Start of Source text
To Liberate Healthcare Data, Dip into Data Lakes
post by Chris Curran on December 2, 2014Guest post by Randy Delgado
The other day I was talking to a healthcare CIO about the trend of data liberation or what I like to call Open Data. Open Data is combining the abundance of external data with data from your own corporate systems to glean insights that will enable your company to grow, enhance operations and deflect disruption.
I didn’t need to remind the healthcare executive how behind the trend she was. She knew. Nor, did I need to convince her to move forward. She’s facing plenty of pressure from senior management, customers and partners to break down barriers to big data innovation.
What she needed to understand was how to free her organization’s data in light of the regulatory, technical and cost challenges.
Experimenting with big data in the healthcare industry isn’t as difficult as many healthcare executives think. First of all, saying that we’re restricted by regulations like the Health Insurance Portability and Accountability Act (HIPAA) is no longer a valid excuse. There are proven approaches to de-identify data so that it can be used.
Secondly, now that data storage and technology is cheap, information is vast and newer database technologies don’t require an agreed upon schema up front, discovery analytics is finally possible.
End of Source text
Start of Dataset extract
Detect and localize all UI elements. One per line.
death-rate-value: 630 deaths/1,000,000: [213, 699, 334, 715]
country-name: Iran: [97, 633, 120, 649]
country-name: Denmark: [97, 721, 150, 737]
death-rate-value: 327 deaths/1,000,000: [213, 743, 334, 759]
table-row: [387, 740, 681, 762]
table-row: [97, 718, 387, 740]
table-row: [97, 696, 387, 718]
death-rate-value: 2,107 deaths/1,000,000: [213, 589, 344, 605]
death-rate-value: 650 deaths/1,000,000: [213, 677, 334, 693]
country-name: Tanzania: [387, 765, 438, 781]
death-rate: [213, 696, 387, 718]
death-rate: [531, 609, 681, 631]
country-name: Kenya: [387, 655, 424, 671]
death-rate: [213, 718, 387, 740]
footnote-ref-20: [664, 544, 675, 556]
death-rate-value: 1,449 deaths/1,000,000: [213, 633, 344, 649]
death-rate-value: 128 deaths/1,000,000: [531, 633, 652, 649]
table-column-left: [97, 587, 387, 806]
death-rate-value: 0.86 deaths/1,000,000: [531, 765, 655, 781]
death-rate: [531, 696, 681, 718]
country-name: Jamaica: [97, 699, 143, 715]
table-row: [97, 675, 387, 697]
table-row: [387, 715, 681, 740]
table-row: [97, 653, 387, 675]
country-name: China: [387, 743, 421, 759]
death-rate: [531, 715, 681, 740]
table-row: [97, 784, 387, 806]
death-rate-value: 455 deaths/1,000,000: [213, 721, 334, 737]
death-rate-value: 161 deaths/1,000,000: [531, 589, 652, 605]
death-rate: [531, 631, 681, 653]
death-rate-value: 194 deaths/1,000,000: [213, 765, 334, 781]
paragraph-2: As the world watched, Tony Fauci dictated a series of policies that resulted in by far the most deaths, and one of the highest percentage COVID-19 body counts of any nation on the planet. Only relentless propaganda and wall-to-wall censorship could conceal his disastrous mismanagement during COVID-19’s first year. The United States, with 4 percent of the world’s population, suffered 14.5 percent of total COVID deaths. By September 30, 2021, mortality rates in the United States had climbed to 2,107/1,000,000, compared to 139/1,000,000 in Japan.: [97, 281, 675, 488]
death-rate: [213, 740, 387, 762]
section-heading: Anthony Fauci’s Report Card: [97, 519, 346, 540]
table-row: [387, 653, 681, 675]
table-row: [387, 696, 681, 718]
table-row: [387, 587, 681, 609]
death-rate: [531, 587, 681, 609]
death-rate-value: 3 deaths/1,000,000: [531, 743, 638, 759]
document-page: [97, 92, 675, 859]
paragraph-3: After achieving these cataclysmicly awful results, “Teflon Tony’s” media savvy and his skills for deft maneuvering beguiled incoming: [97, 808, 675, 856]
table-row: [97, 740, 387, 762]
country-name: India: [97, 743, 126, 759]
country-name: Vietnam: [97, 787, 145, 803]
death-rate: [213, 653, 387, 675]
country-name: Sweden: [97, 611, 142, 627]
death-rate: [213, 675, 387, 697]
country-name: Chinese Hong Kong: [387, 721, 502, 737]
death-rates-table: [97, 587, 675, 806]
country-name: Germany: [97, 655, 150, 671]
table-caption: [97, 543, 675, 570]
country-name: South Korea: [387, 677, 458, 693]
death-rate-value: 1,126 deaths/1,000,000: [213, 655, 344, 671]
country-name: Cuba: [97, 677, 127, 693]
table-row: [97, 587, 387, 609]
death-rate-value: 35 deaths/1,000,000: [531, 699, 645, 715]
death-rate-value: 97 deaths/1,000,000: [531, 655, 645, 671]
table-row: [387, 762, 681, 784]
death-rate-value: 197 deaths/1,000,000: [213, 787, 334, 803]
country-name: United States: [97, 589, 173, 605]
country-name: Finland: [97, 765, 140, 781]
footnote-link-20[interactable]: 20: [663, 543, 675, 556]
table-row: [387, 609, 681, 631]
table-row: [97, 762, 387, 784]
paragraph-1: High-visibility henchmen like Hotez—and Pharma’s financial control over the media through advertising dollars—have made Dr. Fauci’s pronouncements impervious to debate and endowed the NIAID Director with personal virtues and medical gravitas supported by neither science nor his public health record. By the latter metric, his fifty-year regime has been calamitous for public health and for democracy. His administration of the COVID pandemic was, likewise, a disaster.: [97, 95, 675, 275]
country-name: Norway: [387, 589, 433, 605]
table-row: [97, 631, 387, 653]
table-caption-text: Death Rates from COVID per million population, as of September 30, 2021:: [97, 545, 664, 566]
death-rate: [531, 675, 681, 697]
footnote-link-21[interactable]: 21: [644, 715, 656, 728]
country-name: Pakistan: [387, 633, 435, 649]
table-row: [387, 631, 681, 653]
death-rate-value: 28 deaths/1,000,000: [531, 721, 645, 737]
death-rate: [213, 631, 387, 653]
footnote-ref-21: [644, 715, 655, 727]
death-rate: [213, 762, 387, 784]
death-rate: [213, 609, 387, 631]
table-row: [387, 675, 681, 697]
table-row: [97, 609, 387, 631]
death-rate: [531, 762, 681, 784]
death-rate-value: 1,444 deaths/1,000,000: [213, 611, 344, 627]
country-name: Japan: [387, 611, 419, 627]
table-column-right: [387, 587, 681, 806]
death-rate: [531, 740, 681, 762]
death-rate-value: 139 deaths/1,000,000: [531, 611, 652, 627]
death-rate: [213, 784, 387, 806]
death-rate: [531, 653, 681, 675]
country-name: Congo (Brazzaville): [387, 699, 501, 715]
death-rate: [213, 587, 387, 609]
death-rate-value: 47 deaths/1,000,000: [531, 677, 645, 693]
End of Dataset extract
[Problem statement] Continue the post about liberating healthcare data through data lakes, starting after its final sentence.

[In response]
By using a refined approach to data management called “data lakes,” healthcare organizations have the ability to capture, access, analyze, use and apply any data from any source, from anywhere and use it to bolster their business.
With the data lakes approach, data is “dumped” into a repository and no up-front data tagging is required. Companies employ data scientists who are capable of making sense of untamed data as they wade through it. Most healthcare organizations can find people in their own organizations with a knack for exploratory, ad-hoc analytics. Those employees can find correlations and insights within the data as they get to know it.
Big data has the potential to reveal a rich world of information that can change a company’s trajectory. If you’re a healthcare executive, begin your big data quest by identifying areas where big data could potentially help to solve a business problem or seize an opportunity. You would be amazed by what you can learn about possible new markets, business models, process inefficiencies, or ways to enhance relationships with customers.
Healthcare organizations think big data comes with big costs, but it doesn’t take a lot of upfront investment to explore possibilities and justify additional dollars. Taking that finding to production and implementation is another dimension and it will take time and cost. But, big data experimentation will enable you to foresee the end result with much greater ease than a traditional data warehousing approach.
In my conversations with healthcare executives, I get the sense that they hold outdated notions about data management that limits their imaginations and prevents them from taking action. When data is freed, organizations have the capacity to innovate like never before. However, dramatic changes don’t need to happen over night. Dipping a toe into the data lakes approach to data management is the ideal way for the healthcare industry to catch up with the open data movement.
This post also appeared on the PwC Emerging Technology Blog.
Image shared by Hayden Petrie.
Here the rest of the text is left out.